◆ **Given exercise**: Type out all the records word for word. Any pictures are to be left out.

◆ **Data provided**:
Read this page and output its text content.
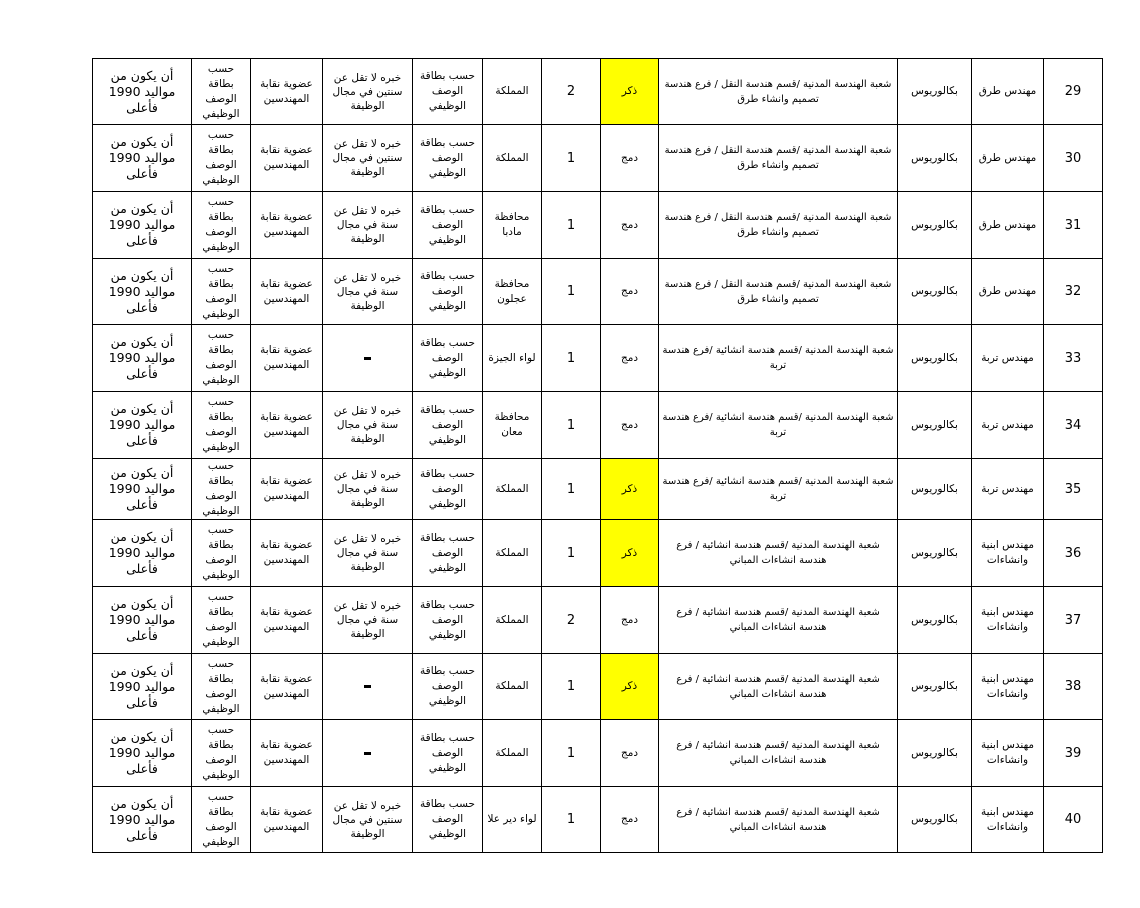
أن يكون من مواليد 1990 فأعلى	حسب بطاقة الوصف الوظيفي	عضوية نقابة المهندسين	خبره لا تقل عن سنتين في مجال الوظيفة	حسب بطاقة الوصف الوظيفي	المملكة	2	ذكر	شعبة الهندسة المدنية /قسم هندسة النقل / فرع هندسة تصميم وانشاء طرق	بكالوريوس	مهندس طرق	29
أن يكون من مواليد 1990 فأعلى	حسب بطاقة الوصف الوظيفي	عضوية نقابة المهندسين	خبره لا تقل عن سنتين في مجال الوظيفة	حسب بطاقة الوصف الوظيفي	المملكة	1	دمج	شعبة الهندسة المدنية /قسم هندسة النقل / فرع هندسة تصميم وانشاء طرق	بكالوريوس	مهندس طرق	30
أن يكون من مواليد 1990 فأعلى	حسب بطاقة الوصف الوظيفي	عضوية نقابة المهندسين	خبره لا تقل عن سنة في مجال الوظيفة	حسب بطاقة الوصف الوظيفي	محافظة مادبا	1	دمج	شعبة الهندسة المدنية /قسم هندسة النقل / فرع هندسة تصميم وانشاء طرق	بكالوريوس	مهندس طرق	31
أن يكون من مواليد 1990 فأعلى	حسب بطاقة الوصف الوظيفي	عضوية نقابة المهندسين	خبره لا تقل عن سنة في مجال الوظيفة	حسب بطاقة الوصف الوظيفي	محافظة عجلون	1	دمج	شعبة الهندسة المدنية /قسم هندسة النقل / فرع هندسة تصميم وانشاء طرق	بكالوريوس	مهندس طرق	32
أن يكون من مواليد 1990 فأعلى	حسب بطاقة الوصف الوظيفي	عضوية نقابة المهندسين		حسب بطاقة الوصف الوظيفي	لواء الجيزة	1	دمج	شعبة الهندسة المدنية /قسم هندسة انشائية /فرع هندسة تربة	بكالوريوس	مهندس تربة	33
أن يكون من مواليد 1990 فأعلى	حسب بطاقة الوصف الوظيفي	عضوية نقابة المهندسين	خبره لا تقل عن سنة في مجال الوظيفة	حسب بطاقة الوصف الوظيفي	محافظة معان	1	دمج	شعبة الهندسة المدنية /قسم هندسة انشائية /فرع هندسة تربة	بكالوريوس	مهندس تربة	34
أن يكون من مواليد 1990 فأعلى	حسب بطاقة الوصف الوظيفي	عضوية نقابة المهندسين	خبره لا تقل عن سنة في مجال الوظيفة	حسب بطاقة الوصف الوظيفي	المملكة	1	ذكر	شعبة الهندسة المدنية /قسم هندسة انشائية /فرع هندسة تربة	بكالوريوس	مهندس تربة	35
أن يكون من مواليد 1990 فأعلى	حسب بطاقة الوصف الوظيفي	عضوية نقابة المهندسين	خبره لا تقل عن سنة في مجال الوظيفة	حسب بطاقة الوصف الوظيفي	المملكة	1	ذكر	شعبة الهندسة المدنية /قسم هندسة انشائية / فرع هندسة انشاءات المباني	بكالوريوس	مهندس ابنية وانشاءات	36
أن يكون من مواليد 1990 فأعلى	حسب بطاقة الوصف الوظيفي	عضوية نقابة المهندسين	خبره لا تقل عن سنة في مجال الوظيفة	حسب بطاقة الوصف الوظيفي	المملكة	2	دمج	شعبة الهندسة المدنية /قسم هندسة انشائية / فرع هندسة انشاءات المباني	بكالوريوس	مهندس ابنية وانشاءات	37
أن يكون من مواليد 1990 فأعلى	حسب بطاقة الوصف الوظيفي	عضوية نقابة المهندسين		حسب بطاقة الوصف الوظيفي	المملكة	1	ذكر	شعبة الهندسة المدنية /قسم هندسة انشائية / فرع هندسة انشاءات المباني	بكالوريوس	مهندس ابنية وانشاءات	38
أن يكون من مواليد 1990 فأعلى	حسب بطاقة الوصف الوظيفي	عضوية نقابة المهندسين		حسب بطاقة الوصف الوظيفي	المملكة	1	دمج	شعبة الهندسة المدنية /قسم هندسة انشائية / فرع هندسة انشاءات المباني	بكالوريوس	مهندس ابنية وانشاءات	39
أن يكون من مواليد 1990 فأعلى	حسب بطاقة الوصف الوظيفي	عضوية نقابة المهندسين	خبره لا تقل عن سنتين في مجال الوظيفة	حسب بطاقة الوصف الوظيفي	لواء دير علا	1	دمج	شعبة الهندسة المدنية /قسم هندسة انشائية / فرع هندسة انشاءات المباني	بكالوريوس	مهندس ابنية وانشاءات	40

◆ **Correct answer**:
Read this page and output its text content.
أن يكون من مواليد 1990 فأعلى	حسب بطاقة الوصف الوظيفي	عضوية نقابة المهندسين	خبره لا تقل عن سنتين في مجال الوظيفة	حسب بطاقة الوصف الوظيفي	المملكة	2	ذكر	شعبة الهندسة المدنية /قسم هندسة النقل / فرع هندسة تصميم وانشاء طرق	بكالوريوس	مهندس طرق	29
أن يكون من مواليد 1990 فأعلى	حسب بطاقة الوصف الوظيفي	عضوية نقابة المهندسين	خبره لا تقل عن سنتين في مجال الوظيفة	حسب بطاقة الوصف الوظيفي	المملكة	1	دمج	شعبة الهندسة المدنية /قسم هندسة النقل / فرع هندسة تصميم وانشاء طرق	بكالوريوس	مهندس طرق	30
أن يكون من مواليد 1990 فأعلى	حسب بطاقة الوصف الوظيفي	عضوية نقابة المهندسين	خبره لا تقل عن سنة في مجال الوظيفة	حسب بطاقة الوصف الوظيفي	محافظة مادبا	1	دمج	شعبة الهندسة المدنية /قسم هندسة النقل / فرع هندسة تصميم وانشاء طرق	بكالوريوس	مهندس طرق	31
أن يكون من مواليد 1990 فأعلى	حسب بطاقة الوصف الوظيفي	عضوية نقابة المهندسين	خبره لا تقل عن سنة في مجال الوظيفة	حسب بطاقة الوصف الوظيفي	محافظة عجلون	1	دمج	شعبة الهندسة المدنية /قسم هندسة النقل / فرع هندسة تصميم وانشاء طرق	بكالوريوس	مهندس طرق	32
أن يكون من مواليد 1990 فأعلى	حسب بطاقة الوصف الوظيفي	عضوية نقابة المهندسين		حسب بطاقة الوصف الوظيفي	لواء الجيزة	1	دمج	شعبة الهندسة المدنية /قسم هندسة انشائية /فرع هندسة تربة	بكالوريوس	مهندس تربة	33
أن يكون من مواليد 1990 فأعلى	حسب بطاقة الوصف الوظيفي	عضوية نقابة المهندسين	خبره لا تقل عن سنة في مجال الوظيفة	حسب بطاقة الوصف الوظيفي	محافظة معان	1	دمج	شعبة الهندسة المدنية /قسم هندسة انشائية /فرع هندسة تربة	بكالوريوس	مهندس تربة	34
أن يكون من مواليد 1990 فأعلى	حسب بطاقة الوصف الوظيفي	عضوية نقابة المهندسين	خبره لا تقل عن سنة في مجال الوظيفة	حسب بطاقة الوصف الوظيفي	المملكة	1	ذكر	شعبة الهندسة المدنية /قسم هندسة انشائية /فرع هندسة تربة	بكالوريوس	مهندس تربة	35
أن يكون من مواليد 1990 فأعلى	حسب بطاقة الوصف الوظيفي	عضوية نقابة المهندسين	خبره لا تقل عن سنة في مجال الوظيفة	حسب بطاقة الوصف الوظيفي	المملكة	1	ذكر	شعبة الهندسة المدنية /قسم هندسة انشائية / فرع هندسة انشاءات المباني	بكالوريوس	مهندس ابنية وانشاءات	36
أن يكون من مواليد 1990 فأعلى	حسب بطاقة الوصف الوظيفي	عضوية نقابة المهندسين	خبره لا تقل عن سنة في مجال الوظيفة	حسب بطاقة الوصف الوظيفي	المملكة	2	دمج	شعبة الهندسة المدنية /قسم هندسة انشائية / فرع هندسة انشاءات المباني	بكالوريوس	مهندس ابنية وانشاءات	37
أن يكون من مواليد 1990 فأعلى	حسب بطاقة الوصف الوظيفي	عضوية نقابة المهندسين		حسب بطاقة الوصف الوظيفي	المملكة	1	ذكر	شعبة الهندسة المدنية /قسم هندسة انشائية / فرع هندسة انشاءات المباني	بكالوريوس	مهندس ابنية وانشاءات	38
أن يكون من مواليد 1990 فأعلى	حسب بطاقة الوصف الوظيفي	عضوية نقابة المهندسين		حسب بطاقة الوصف الوظيفي	المملكة	1	دمج	شعبة الهندسة المدنية /قسم هندسة انشائية / فرع هندسة انشاءات المباني	بكالوريوس	مهندس ابنية وانشاءات	39
أن يكون من مواليد 1990 فأعلى	حسب بطاقة الوصف الوظيفي	عضوية نقابة المهندسين	خبره لا تقل عن سنتين في مجال الوظيفة	حسب بطاقة الوصف الوظيفي	لواء دير علا	1	دمج	شعبة الهندسة المدنية /قسم هندسة انشائية / فرع هندسة انشاءات المباني	بكالوريوس	مهندس ابنية وانشاءات	40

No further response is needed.